--- Start ---
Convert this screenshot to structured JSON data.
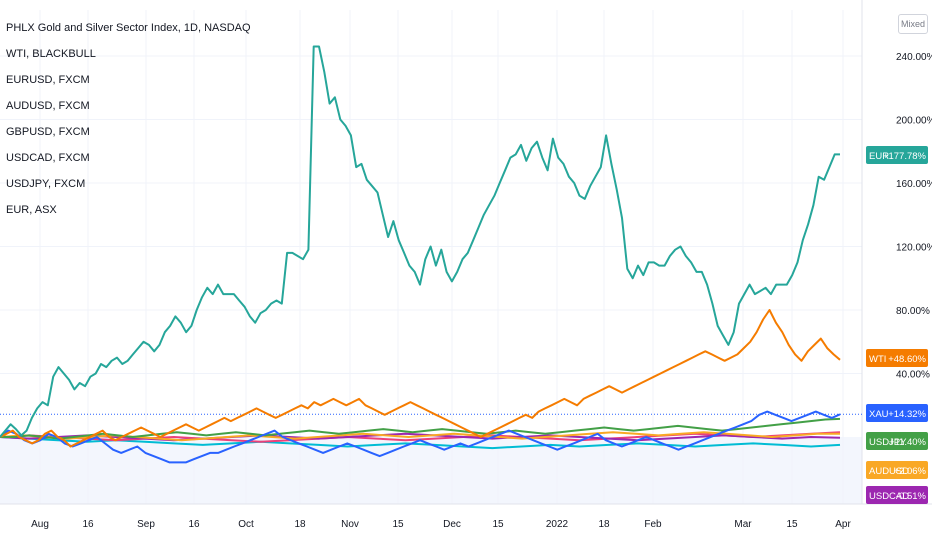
{
  "chart_data": {
    "type": "line",
    "title": "PHLX Gold and Silver Sector Index, 1D, NASDAQ",
    "legend_entries": [
      "WTI, BLACKBULL",
      "EURUSD, FXCM",
      "AUDUSD, FXCM",
      "GBPUSD, FXCM",
      "USDCAD, FXCM",
      "USDJPY, FXCM",
      "EUR, ASX"
    ],
    "scale_mode": "Mixed",
    "y_unit": "percent change",
    "y_ticks": [
      "240.00%",
      "200.00%",
      "160.00%",
      "120.00%",
      "80.00%",
      "40.00%"
    ],
    "x_ticks": [
      "Aug",
      "16",
      "Sep",
      "16",
      "Oct",
      "18",
      "Nov",
      "15",
      "Dec",
      "15",
      "2022",
      "18",
      "Feb",
      "Mar",
      "15",
      "Apr"
    ],
    "ylim": [
      -10,
      250
    ],
    "grid": true,
    "legend_placement": "top-left",
    "last_value_labels": [
      {
        "label": "EUR",
        "value": "+177.78%",
        "color": "#26a69a"
      },
      {
        "label": "WTI",
        "value": "+48.60%",
        "color": "#f57c00"
      },
      {
        "label": "XAU",
        "value": "+14.32%",
        "color": "#2962ff"
      },
      {
        "label": "USDJPY",
        "value": "+11.40%",
        "color": "#43a047"
      },
      {
        "label": "AUDUSD",
        "value": "+2.06%",
        "color": "#f9a825"
      },
      {
        "label": "USDCAD",
        "value": "-0.51%",
        "color": "#9c27b0"
      }
    ],
    "series": [
      {
        "name": "EUR",
        "color": "#26a69a",
        "values": [
          0,
          4,
          8,
          5,
          1,
          4,
          12,
          18,
          22,
          20,
          38,
          44,
          40,
          36,
          30,
          34,
          32,
          38,
          40,
          46,
          44,
          48,
          50,
          46,
          48,
          52,
          56,
          60,
          58,
          54,
          58,
          66,
          70,
          76,
          72,
          66,
          70,
          80,
          88,
          94,
          90,
          96,
          90,
          90,
          90,
          86,
          82,
          76,
          72,
          78,
          80,
          84,
          86,
          84,
          116,
          116,
          114,
          112,
          118,
          246,
          246,
          230,
          210,
          214,
          200,
          196,
          190,
          170,
          172,
          162,
          158,
          154,
          140,
          126,
          136,
          124,
          116,
          108,
          104,
          96,
          112,
          120,
          108,
          118,
          104,
          98,
          104,
          112,
          116,
          124,
          132,
          140,
          146,
          152,
          160,
          168,
          176,
          178,
          184,
          174,
          182,
          186,
          176,
          168,
          188,
          176,
          172,
          164,
          160,
          152,
          150,
          158,
          164,
          170,
          190,
          172,
          156,
          138,
          106,
          100,
          108,
          102,
          110,
          110,
          108,
          108,
          114,
          118,
          120,
          114,
          110,
          104,
          104,
          96,
          84,
          70,
          64,
          58,
          66,
          84,
          90,
          96,
          90,
          92,
          94,
          90,
          96,
          96,
          96,
          102,
          110,
          124,
          134,
          146,
          164,
          162,
          170,
          178,
          178
        ]
      },
      {
        "name": "WTI",
        "color": "#f57c00",
        "values": [
          0,
          2,
          4,
          0,
          -2,
          -4,
          -2,
          2,
          4,
          0,
          -2,
          -6,
          -4,
          -2,
          0,
          2,
          4,
          0,
          -2,
          0,
          2,
          4,
          6,
          4,
          2,
          0,
          2,
          4,
          6,
          8,
          6,
          4,
          6,
          8,
          10,
          12,
          10,
          12,
          14,
          16,
          18,
          16,
          14,
          12,
          14,
          16,
          18,
          20,
          18,
          22,
          20,
          22,
          24,
          22,
          20,
          22,
          24,
          20,
          18,
          16,
          14,
          16,
          18,
          20,
          22,
          20,
          18,
          16,
          14,
          12,
          10,
          8,
          6,
          4,
          2,
          0,
          2,
          4,
          6,
          8,
          10,
          12,
          14,
          12,
          16,
          18,
          20,
          22,
          24,
          22,
          20,
          24,
          26,
          28,
          30,
          32,
          30,
          28,
          30,
          32,
          34,
          36,
          38,
          40,
          42,
          44,
          46,
          48,
          50,
          52,
          54,
          52,
          50,
          48,
          50,
          52,
          56,
          60,
          66,
          74,
          80,
          72,
          66,
          58,
          52,
          48,
          54,
          58,
          62,
          56,
          52,
          48.6
        ]
      },
      {
        "name": "XAU",
        "color": "#2962ff",
        "values": [
          0,
          4,
          2,
          -2,
          -4,
          -2,
          2,
          0,
          -4,
          -6,
          -4,
          -2,
          0,
          -4,
          -8,
          -10,
          -8,
          -6,
          -10,
          -12,
          -14,
          -16,
          -16,
          -16,
          -14,
          -12,
          -10,
          -10,
          -8,
          -6,
          -4,
          -2,
          0,
          2,
          4,
          0,
          -2,
          -4,
          -6,
          -8,
          -10,
          -8,
          -6,
          -4,
          -6,
          -8,
          -10,
          -12,
          -10,
          -8,
          -6,
          -4,
          -2,
          -4,
          -6,
          -8,
          -6,
          -4,
          -6,
          -4,
          -2,
          0,
          2,
          4,
          2,
          0,
          -2,
          -4,
          -6,
          -8,
          -6,
          -4,
          -2,
          0,
          2,
          -2,
          -4,
          -6,
          -4,
          -2,
          0,
          -2,
          -4,
          -6,
          -8,
          -6,
          -4,
          -2,
          0,
          2,
          4,
          6,
          8,
          10,
          14,
          16,
          14,
          12,
          10,
          12,
          14,
          16,
          14,
          12,
          14.32
        ]
      },
      {
        "name": "USDJPY",
        "color": "#43a047",
        "values": [
          0,
          0,
          1,
          0,
          -1,
          0,
          1,
          2,
          1,
          0,
          1,
          2,
          3,
          2,
          1,
          2,
          3,
          2,
          1,
          2,
          3,
          4,
          3,
          2,
          3,
          4,
          5,
          4,
          3,
          4,
          5,
          4,
          3,
          2,
          3,
          4,
          3,
          2,
          3,
          4,
          5,
          6,
          5,
          4,
          5,
          6,
          7,
          6,
          5,
          4,
          5,
          6,
          7,
          8,
          9,
          10,
          11,
          11.4
        ]
      },
      {
        "name": "AUDUSD",
        "color": "#f9a825",
        "values": [
          0,
          1,
          0,
          -1,
          0,
          1,
          0,
          -1,
          -2,
          -1,
          0,
          1,
          0,
          -1,
          0,
          1,
          2,
          1,
          0,
          1,
          2,
          1,
          0,
          -1,
          0,
          1,
          2,
          3,
          2,
          1,
          2,
          3,
          2,
          1,
          0,
          1,
          2,
          2.06
        ]
      },
      {
        "name": "USDCAD",
        "color": "#9c27b0",
        "values": [
          0,
          -1,
          0,
          1,
          0,
          -1,
          -2,
          -1,
          0,
          1,
          0,
          -1,
          0,
          1,
          2,
          1,
          0,
          -1,
          0,
          1,
          0,
          -1,
          -2,
          -1,
          0,
          1,
          0,
          -1,
          0,
          -0.51
        ]
      },
      {
        "name": "EURUSD",
        "color": "#00bcd4",
        "values": [
          0,
          -1,
          -2,
          -3,
          -2,
          -3,
          -4,
          -5,
          -4,
          -3,
          -4,
          -5,
          -6,
          -5,
          -4,
          -5,
          -6,
          -7,
          -6,
          -5,
          -6,
          -5,
          -4,
          -5,
          -6,
          -5,
          -4,
          -5,
          -6,
          -5
        ]
      },
      {
        "name": "GBPUSD",
        "color": "#ec407a",
        "values": [
          0,
          1,
          0,
          -1,
          -2,
          -1,
          0,
          -1,
          -2,
          -3,
          -2,
          -1,
          0,
          -1,
          -2,
          -1,
          0,
          1,
          0,
          -1,
          -2,
          -1,
          0,
          1,
          2,
          1,
          0,
          1,
          2,
          3
        ]
      }
    ]
  }
}
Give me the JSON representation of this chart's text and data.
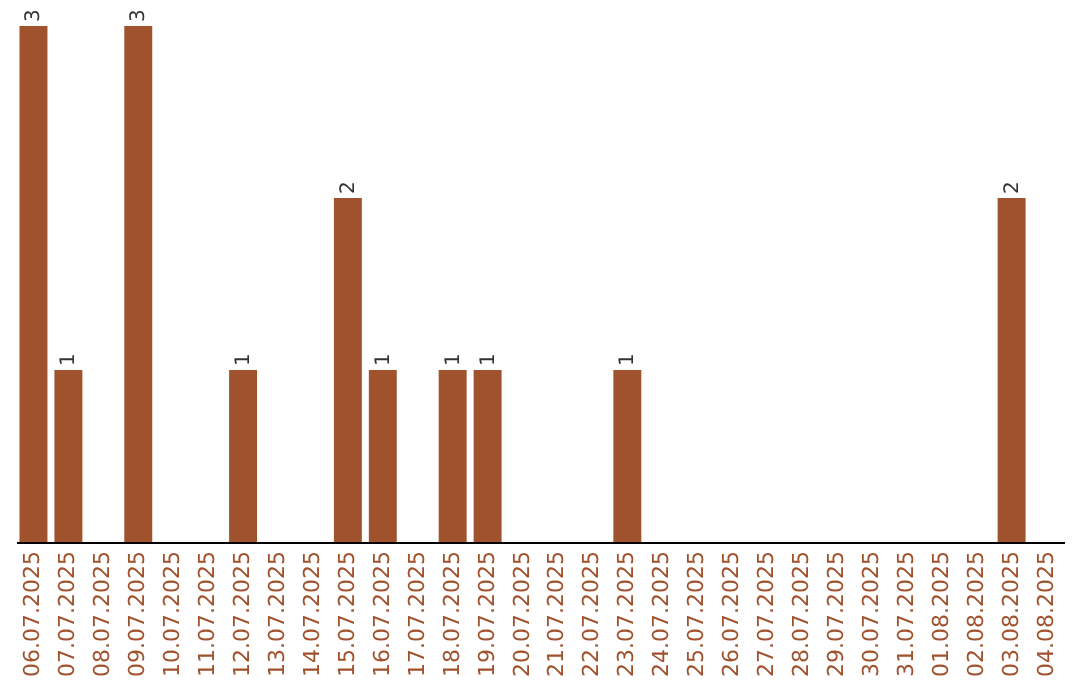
{
  "chart_data": {
    "type": "bar",
    "color": "#a0522d",
    "categories": [
      "06.07.2025",
      "07.07.2025",
      "08.07.2025",
      "09.07.2025",
      "10.07.2025",
      "11.07.2025",
      "12.07.2025",
      "13.07.2025",
      "14.07.2025",
      "15.07.2025",
      "16.07.2025",
      "17.07.2025",
      "18.07.2025",
      "19.07.2025",
      "20.07.2025",
      "21.07.2025",
      "22.07.2025",
      "23.07.2025",
      "24.07.2025",
      "25.07.2025",
      "26.07.2025",
      "27.07.2025",
      "28.07.2025",
      "29.07.2025",
      "30.07.2025",
      "31.07.2025",
      "01.08.2025",
      "02.08.2025",
      "03.08.2025",
      "04.08.2025"
    ],
    "values": [
      3,
      1,
      0,
      3,
      0,
      0,
      1,
      0,
      0,
      2,
      1,
      0,
      1,
      1,
      0,
      0,
      0,
      1,
      0,
      0,
      0,
      0,
      0,
      0,
      0,
      0,
      0,
      0,
      2,
      0
    ],
    "value_labels": [
      "3",
      "1",
      null,
      "3",
      null,
      null,
      "1",
      null,
      null,
      "2",
      "1",
      null,
      "1",
      "1",
      null,
      null,
      null,
      "1",
      null,
      null,
      null,
      null,
      null,
      null,
      null,
      null,
      null,
      null,
      "2",
      null
    ],
    "grid": false
  }
}
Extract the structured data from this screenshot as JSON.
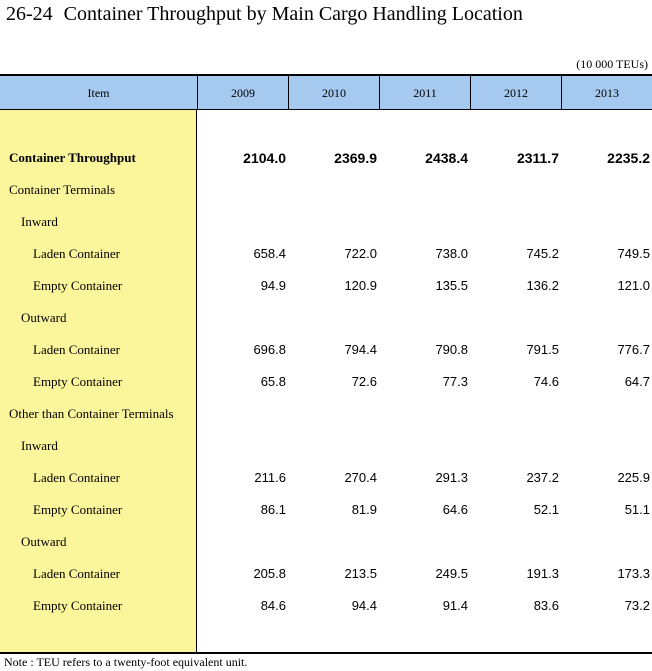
{
  "title": {
    "number": "26-24",
    "text": "Container Throughput by Main Cargo Handling Location"
  },
  "unit": "(10 000 TEUs)",
  "table": {
    "item_header": "Item",
    "years": [
      "2009",
      "2010",
      "2011",
      "2012",
      "2013"
    ],
    "rows": [
      {
        "label": "Container Throughput",
        "level": 0,
        "bold": true,
        "values": [
          "2104.0",
          "2369.9",
          "2438.4",
          "2311.7",
          "2235.2"
        ]
      },
      {
        "label": "Container Terminals",
        "level": 0,
        "values": []
      },
      {
        "label": "Inward",
        "level": 1,
        "values": []
      },
      {
        "label": "Laden Container",
        "level": 2,
        "values": [
          "658.4",
          "722.0",
          "738.0",
          "745.2",
          "749.5"
        ]
      },
      {
        "label": "Empty Container",
        "level": 2,
        "values": [
          "94.9",
          "120.9",
          "135.5",
          "136.2",
          "121.0"
        ]
      },
      {
        "label": "Outward",
        "level": 1,
        "values": []
      },
      {
        "label": "Laden Container",
        "level": 2,
        "values": [
          "696.8",
          "794.4",
          "790.8",
          "791.5",
          "776.7"
        ]
      },
      {
        "label": "Empty Container",
        "level": 2,
        "values": [
          "65.8",
          "72.6",
          "77.3",
          "74.6",
          "64.7"
        ]
      },
      {
        "label": "Other than Container Terminals",
        "level": 0,
        "values": []
      },
      {
        "label": "Inward",
        "level": 1,
        "values": []
      },
      {
        "label": "Laden Container",
        "level": 2,
        "values": [
          "211.6",
          "270.4",
          "291.3",
          "237.2",
          "225.9"
        ]
      },
      {
        "label": "Empty Container",
        "level": 2,
        "values": [
          "86.1",
          "81.9",
          "64.6",
          "52.1",
          "51.1"
        ]
      },
      {
        "label": "Outward",
        "level": 1,
        "values": []
      },
      {
        "label": "Laden Container",
        "level": 2,
        "values": [
          "205.8",
          "213.5",
          "249.5",
          "191.3",
          "173.3"
        ]
      },
      {
        "label": "Empty Container",
        "level": 2,
        "values": [
          "84.6",
          "94.4",
          "91.4",
          "83.6",
          "73.2"
        ]
      }
    ]
  },
  "note": "Note : TEU refers to a twenty-foot equivalent unit."
}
--- End ---
[TASK GOAL] How many lines of the listing above include the word "text"? State the number and nothing else.

[RESULT BELOW] 2